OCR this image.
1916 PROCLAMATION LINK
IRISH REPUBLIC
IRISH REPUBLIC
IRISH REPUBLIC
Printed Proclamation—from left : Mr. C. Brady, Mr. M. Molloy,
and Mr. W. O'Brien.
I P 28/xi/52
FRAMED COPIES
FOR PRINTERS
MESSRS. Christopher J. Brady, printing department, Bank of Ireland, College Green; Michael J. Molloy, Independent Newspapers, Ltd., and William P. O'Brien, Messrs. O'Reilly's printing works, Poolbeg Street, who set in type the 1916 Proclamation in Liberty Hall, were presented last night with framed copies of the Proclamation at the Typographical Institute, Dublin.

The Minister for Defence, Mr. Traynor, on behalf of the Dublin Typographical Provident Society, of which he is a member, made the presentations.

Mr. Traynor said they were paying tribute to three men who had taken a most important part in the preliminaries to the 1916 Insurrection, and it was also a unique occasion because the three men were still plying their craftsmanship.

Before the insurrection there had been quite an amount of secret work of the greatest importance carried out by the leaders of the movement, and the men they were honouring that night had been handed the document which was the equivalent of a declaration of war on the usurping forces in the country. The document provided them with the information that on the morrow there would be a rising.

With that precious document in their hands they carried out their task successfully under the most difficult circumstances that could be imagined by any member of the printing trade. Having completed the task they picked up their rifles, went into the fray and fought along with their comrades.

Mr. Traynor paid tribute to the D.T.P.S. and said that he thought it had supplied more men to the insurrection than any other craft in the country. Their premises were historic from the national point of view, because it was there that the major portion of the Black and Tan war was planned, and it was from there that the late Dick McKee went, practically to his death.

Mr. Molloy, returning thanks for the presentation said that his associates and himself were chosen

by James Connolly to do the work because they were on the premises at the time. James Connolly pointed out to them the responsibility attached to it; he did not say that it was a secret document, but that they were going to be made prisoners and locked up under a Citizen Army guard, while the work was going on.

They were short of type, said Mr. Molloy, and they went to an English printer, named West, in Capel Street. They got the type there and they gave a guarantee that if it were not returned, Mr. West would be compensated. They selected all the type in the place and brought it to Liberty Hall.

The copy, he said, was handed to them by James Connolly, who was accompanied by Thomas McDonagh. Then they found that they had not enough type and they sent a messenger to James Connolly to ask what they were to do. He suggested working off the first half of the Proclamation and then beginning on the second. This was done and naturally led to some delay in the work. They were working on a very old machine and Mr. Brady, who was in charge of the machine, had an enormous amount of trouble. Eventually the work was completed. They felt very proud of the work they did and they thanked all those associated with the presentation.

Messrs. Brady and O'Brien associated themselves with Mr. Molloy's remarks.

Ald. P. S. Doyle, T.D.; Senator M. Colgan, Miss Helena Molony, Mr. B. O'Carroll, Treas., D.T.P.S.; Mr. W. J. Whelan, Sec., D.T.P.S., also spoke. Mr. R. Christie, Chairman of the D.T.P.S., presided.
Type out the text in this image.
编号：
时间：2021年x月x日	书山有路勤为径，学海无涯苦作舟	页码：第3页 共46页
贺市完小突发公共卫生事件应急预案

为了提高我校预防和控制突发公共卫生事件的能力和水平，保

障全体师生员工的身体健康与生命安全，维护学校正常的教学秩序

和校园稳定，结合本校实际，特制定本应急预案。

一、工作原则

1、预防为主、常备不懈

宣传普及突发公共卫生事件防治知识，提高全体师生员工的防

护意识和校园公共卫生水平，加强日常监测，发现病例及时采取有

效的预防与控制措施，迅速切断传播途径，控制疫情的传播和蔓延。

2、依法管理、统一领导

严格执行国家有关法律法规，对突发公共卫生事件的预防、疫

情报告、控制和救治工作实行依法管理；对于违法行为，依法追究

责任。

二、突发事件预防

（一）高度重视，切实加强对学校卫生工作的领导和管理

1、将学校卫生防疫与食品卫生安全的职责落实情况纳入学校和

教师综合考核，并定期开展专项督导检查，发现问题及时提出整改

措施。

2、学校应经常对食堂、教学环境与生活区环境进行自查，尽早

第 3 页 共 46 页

== == ==

## TASK REQUIREMENTS
Display every line of the listing that contains the string "from".

## EXERCISE RESULT
Printed Proclamation—from left : Mr. C. Brady, Mr. M. Molloy,
Mr. Traynor paid tribute to the D.T.P.S. and said that he thought it had supplied more men to the insurrection than any other craft in the country. Their premises were historic from the national point of view, because it was there that the major portion of the Black and Tan war was planned, and it was from there that the late Dick McKee went, practically to his death.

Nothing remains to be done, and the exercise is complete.